INSTRUCTIONS TO FOLLOW: Look through the listing below and give the number of lines that hold "customer". Say nothing more.

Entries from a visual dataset
□ □ □ □ □ □ □

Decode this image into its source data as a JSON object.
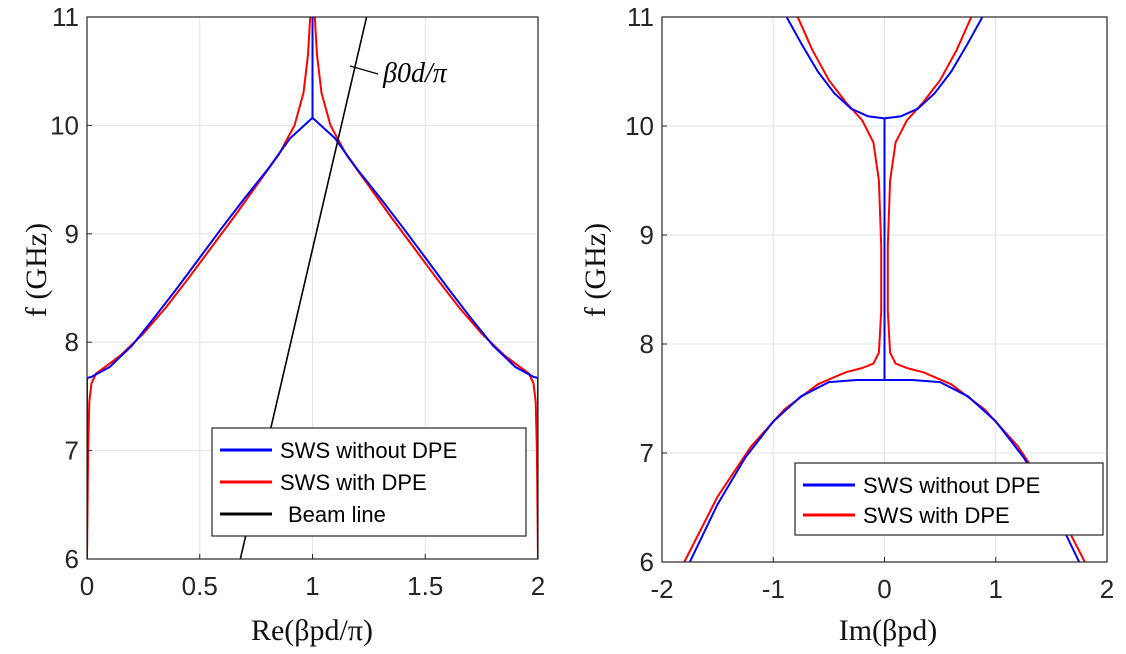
{
  "chart_data": [
    {
      "type": "line",
      "panel": "left",
      "xlabel": "Re(βpd/π)",
      "ylabel": "f (GHz)",
      "xlim": [
        0,
        2
      ],
      "ylim": [
        6,
        11
      ],
      "xticks": [
        0,
        0.5,
        1,
        1.5,
        2
      ],
      "yticks": [
        6,
        7,
        8,
        9,
        10,
        11
      ],
      "xtick_labels": [
        "0",
        "0.5",
        "1",
        "1.5",
        "2"
      ],
      "ytick_labels": [
        "6",
        "7",
        "8",
        "9",
        "10",
        "11"
      ],
      "grid": true,
      "legend_position": "bottom-right",
      "annotation": "β0d/π",
      "series": [
        {
          "name": "SWS without DPE",
          "color": "#0000ff",
          "segments": [
            {
              "x": [
                0,
                0
              ],
              "y": [
                6,
                7.67
              ]
            },
            {
              "x": [
                0,
                0.02,
                0.1,
                0.2,
                0.3,
                0.4,
                0.5,
                0.6,
                0.7,
                0.8,
                0.9,
                1.0,
                1.1,
                1.2,
                1.3,
                1.4,
                1.5,
                1.6,
                1.7,
                1.8,
                1.9,
                1.98,
                2.0
              ],
              "y": [
                7.67,
                7.68,
                7.77,
                7.97,
                8.23,
                8.5,
                8.78,
                9.06,
                9.33,
                9.59,
                9.88,
                10.07,
                9.88,
                9.59,
                9.33,
                9.06,
                8.78,
                8.5,
                8.23,
                7.97,
                7.77,
                7.68,
                7.67
              ]
            },
            {
              "x": [
                2,
                2
              ],
              "y": [
                7.67,
                6
              ]
            },
            {
              "x": [
                1,
                1
              ],
              "y": [
                10.07,
                11
              ]
            }
          ]
        },
        {
          "name": "SWS with DPE",
          "color": "#ff0000",
          "segments": [
            {
              "x": [
                0.0,
                0.005,
                0.01,
                0.02,
                0.04,
                0.08,
                0.15,
                0.25,
                0.35,
                0.45,
                0.55,
                0.65,
                0.75,
                0.85,
                0.92,
                0.96,
                0.98,
                0.99
              ],
              "y": [
                6.0,
                7.0,
                7.45,
                7.62,
                7.71,
                7.77,
                7.88,
                8.08,
                8.32,
                8.59,
                8.87,
                9.15,
                9.44,
                9.73,
                10.0,
                10.3,
                10.65,
                11.0
              ]
            },
            {
              "x": [
                1.01,
                1.02,
                1.04,
                1.08,
                1.15,
                1.25,
                1.35,
                1.45,
                1.55,
                1.65,
                1.75,
                1.85,
                1.92,
                1.96,
                1.98,
                1.99,
                1.995,
                2.0
              ],
              "y": [
                11.0,
                10.65,
                10.3,
                10.0,
                9.73,
                9.44,
                9.15,
                8.87,
                8.59,
                8.32,
                8.08,
                7.88,
                7.77,
                7.71,
                7.62,
                7.45,
                7.0,
                6.0
              ]
            }
          ]
        },
        {
          "name": "Beam line",
          "color": "#000000",
          "segments": [
            {
              "x": [
                0.68,
                1.24
              ],
              "y": [
                6,
                11
              ]
            }
          ]
        }
      ]
    },
    {
      "type": "line",
      "panel": "right",
      "xlabel": "Im(βpd)",
      "ylabel": "f (GHz)",
      "xlim": [
        -2,
        2
      ],
      "ylim": [
        6,
        11
      ],
      "xticks": [
        -2,
        -1,
        0,
        1,
        2
      ],
      "yticks": [
        6,
        7,
        8,
        9,
        10,
        11
      ],
      "xtick_labels": [
        "-2",
        "-1",
        "0",
        "1",
        "2"
      ],
      "ytick_labels": [
        "6",
        "7",
        "8",
        "9",
        "10",
        "11"
      ],
      "grid": true,
      "legend_position": "bottom-right",
      "series": [
        {
          "name": "SWS without DPE",
          "color": "#0000ff",
          "segments": [
            {
              "x": [
                -1.75,
                -1.5,
                -1.25,
                -1.0,
                -0.75,
                -0.5,
                -0.25,
                0,
                0.25,
                0.5,
                0.75,
                1.0,
                1.25,
                1.5,
                1.75
              ],
              "y": [
                6.0,
                6.53,
                6.96,
                7.29,
                7.52,
                7.65,
                7.67,
                7.67,
                7.67,
                7.65,
                7.52,
                7.29,
                6.96,
                6.53,
                6.0
              ]
            },
            {
              "x": [
                0,
                0
              ],
              "y": [
                7.67,
                10.07
              ]
            },
            {
              "x": [
                -0.88,
                -0.75,
                -0.6,
                -0.45,
                -0.3,
                -0.15,
                0,
                0.15,
                0.3,
                0.45,
                0.6,
                0.75,
                0.88
              ],
              "y": [
                11.0,
                10.76,
                10.5,
                10.3,
                10.16,
                10.09,
                10.07,
                10.09,
                10.16,
                10.3,
                10.5,
                10.76,
                11.0
              ]
            }
          ]
        },
        {
          "name": "SWS with DPE",
          "color": "#ff0000",
          "segments": [
            {
              "x": [
                -1.8,
                -1.5,
                -1.2,
                -0.9,
                -0.6,
                -0.35,
                -0.2,
                -0.1,
                -0.05,
                -0.03,
                -0.03,
                -0.05,
                -0.1,
                -0.2,
                -0.35,
                -0.5,
                -0.65,
                -0.78
              ],
              "y": [
                6.0,
                6.6,
                7.06,
                7.4,
                7.63,
                7.74,
                7.78,
                7.82,
                7.92,
                8.3,
                8.9,
                9.5,
                9.85,
                10.05,
                10.22,
                10.42,
                10.7,
                11.0
              ]
            },
            {
              "x": [
                0.78,
                0.65,
                0.5,
                0.35,
                0.2,
                0.1,
                0.05,
                0.03,
                0.03,
                0.05,
                0.1,
                0.2,
                0.35,
                0.6,
                0.9,
                1.2,
                1.5,
                1.8
              ],
              "y": [
                11.0,
                10.7,
                10.42,
                10.22,
                10.05,
                9.85,
                9.5,
                8.9,
                8.3,
                7.92,
                7.82,
                7.78,
                7.74,
                7.63,
                7.4,
                7.06,
                6.6,
                6.0
              ]
            }
          ]
        }
      ]
    }
  ]
}
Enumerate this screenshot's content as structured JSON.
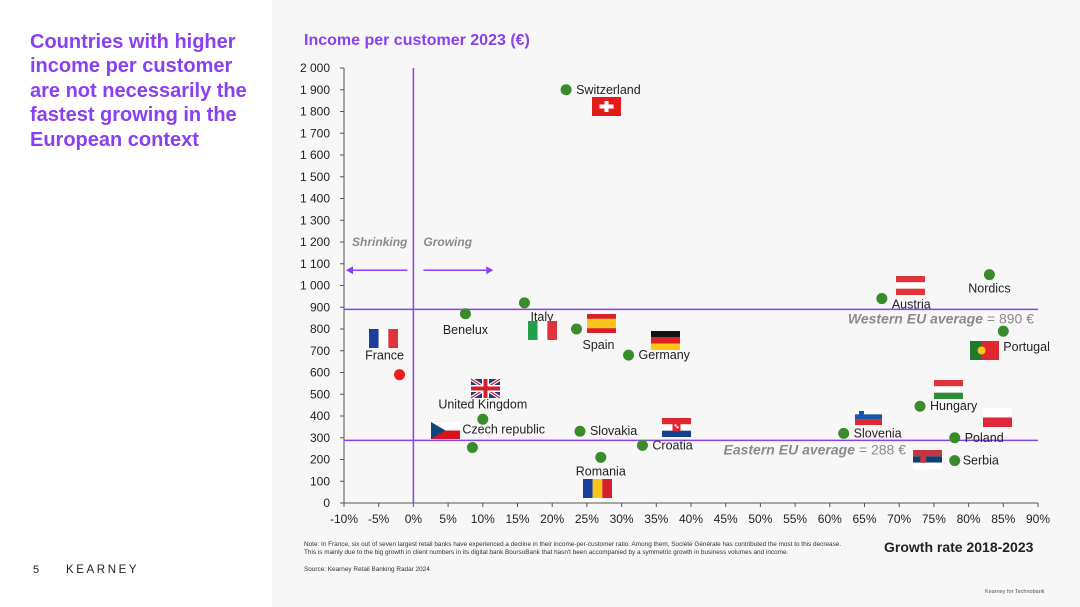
{
  "headline": "Countries with higher income per customer are not necessarily the fastest growing in the European context",
  "page_number": "5",
  "brand": "KEARNEY",
  "footer": "Kearney for Technobank",
  "note": "Note: In France, six out of seven largest retail banks have experienced a decline in their income-per-customer ratio. Among them, Société Générale has contributed the most to this decrease. This is mainly due to the big growth in client numbers in its digital bank BoursoBank that hasn't been accompanied by a symmetric growth in business volumes and income.",
  "source": "Source: Kearney Retail Banking Radar 2024",
  "chart_data": {
    "type": "scatter",
    "title": "Income per customer 2023 (€)",
    "xlabel": "Growth rate 2018-2023",
    "ylabel": "",
    "xlim": [
      -10,
      90
    ],
    "ylim": [
      0,
      2000
    ],
    "x_ticks": [
      -10,
      -5,
      0,
      5,
      10,
      15,
      20,
      25,
      30,
      35,
      40,
      45,
      50,
      55,
      60,
      65,
      70,
      75,
      80,
      85,
      90
    ],
    "x_tick_labels": [
      "-10%",
      "-5%",
      "0%",
      "5%",
      "10%",
      "15%",
      "20%",
      "25%",
      "30%",
      "35%",
      "40%",
      "45%",
      "50%",
      "55%",
      "60%",
      "65%",
      "70%",
      "75%",
      "80%",
      "85%",
      "90%"
    ],
    "y_ticks": [
      0,
      100,
      200,
      300,
      400,
      500,
      600,
      700,
      800,
      900,
      1000,
      1100,
      1200,
      1300,
      1400,
      1500,
      1600,
      1700,
      1800,
      1900,
      2000
    ],
    "y_tick_labels": [
      "0",
      "100",
      "200",
      "300",
      "400",
      "500",
      "600",
      "700",
      "800",
      "900",
      "1 000",
      "1 100",
      "1 200",
      "1 300",
      "1 400",
      "1 500",
      "1 600",
      "1 700",
      "1 800",
      "1 900",
      "2 000"
    ],
    "grid": false,
    "points": [
      {
        "label": "Switzerland",
        "x": 22,
        "y": 1900,
        "color": "#3a8c2a"
      },
      {
        "label": "Nordics",
        "x": 83,
        "y": 1050,
        "color": "#3a8c2a"
      },
      {
        "label": "Austria",
        "x": 67.5,
        "y": 940,
        "color": "#3a8c2a"
      },
      {
        "label": "Italy",
        "x": 16,
        "y": 920,
        "color": "#3a8c2a"
      },
      {
        "label": "Benelux",
        "x": 7.5,
        "y": 870,
        "color": "#3a8c2a"
      },
      {
        "label": "Spain",
        "x": 23.5,
        "y": 800,
        "color": "#3a8c2a"
      },
      {
        "label": "Portugal",
        "x": 85,
        "y": 790,
        "color": "#3a8c2a"
      },
      {
        "label": "Germany",
        "x": 31,
        "y": 680,
        "color": "#3a8c2a"
      },
      {
        "label": "France",
        "x": -2,
        "y": 590,
        "color": "#ee1c1c"
      },
      {
        "label": "Hungary",
        "x": 73,
        "y": 445,
        "color": "#3a8c2a"
      },
      {
        "label": "United Kingdom",
        "x": 10,
        "y": 385,
        "color": "#3a8c2a"
      },
      {
        "label": "Slovakia",
        "x": 24,
        "y": 330,
        "color": "#3a8c2a"
      },
      {
        "label": "Slovenia",
        "x": 62,
        "y": 320,
        "color": "#3a8c2a"
      },
      {
        "label": "Poland",
        "x": 78,
        "y": 300,
        "color": "#3a8c2a"
      },
      {
        "label": "Croatia",
        "x": 33,
        "y": 265,
        "color": "#3a8c2a"
      },
      {
        "label": "Czech republic",
        "x": 8.5,
        "y": 255,
        "color": "#3a8c2a"
      },
      {
        "label": "Romania",
        "x": 27,
        "y": 210,
        "color": "#3a8c2a"
      },
      {
        "label": "Serbia",
        "x": 78,
        "y": 195,
        "color": "#3a8c2a"
      }
    ],
    "reference_lines": [
      {
        "label": "Western EU average",
        "value_text": "= 890 €",
        "y": 890
      },
      {
        "label": "Eastern EU average",
        "value_text": "= 288 €",
        "y": 288
      }
    ],
    "vertical_line_x": 0,
    "annotations": {
      "left": "Shrinking",
      "right": "Growing"
    },
    "accent_color": "#8a3ff0"
  }
}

□ □ □ □ □ □ □

FINISHED TASK: 3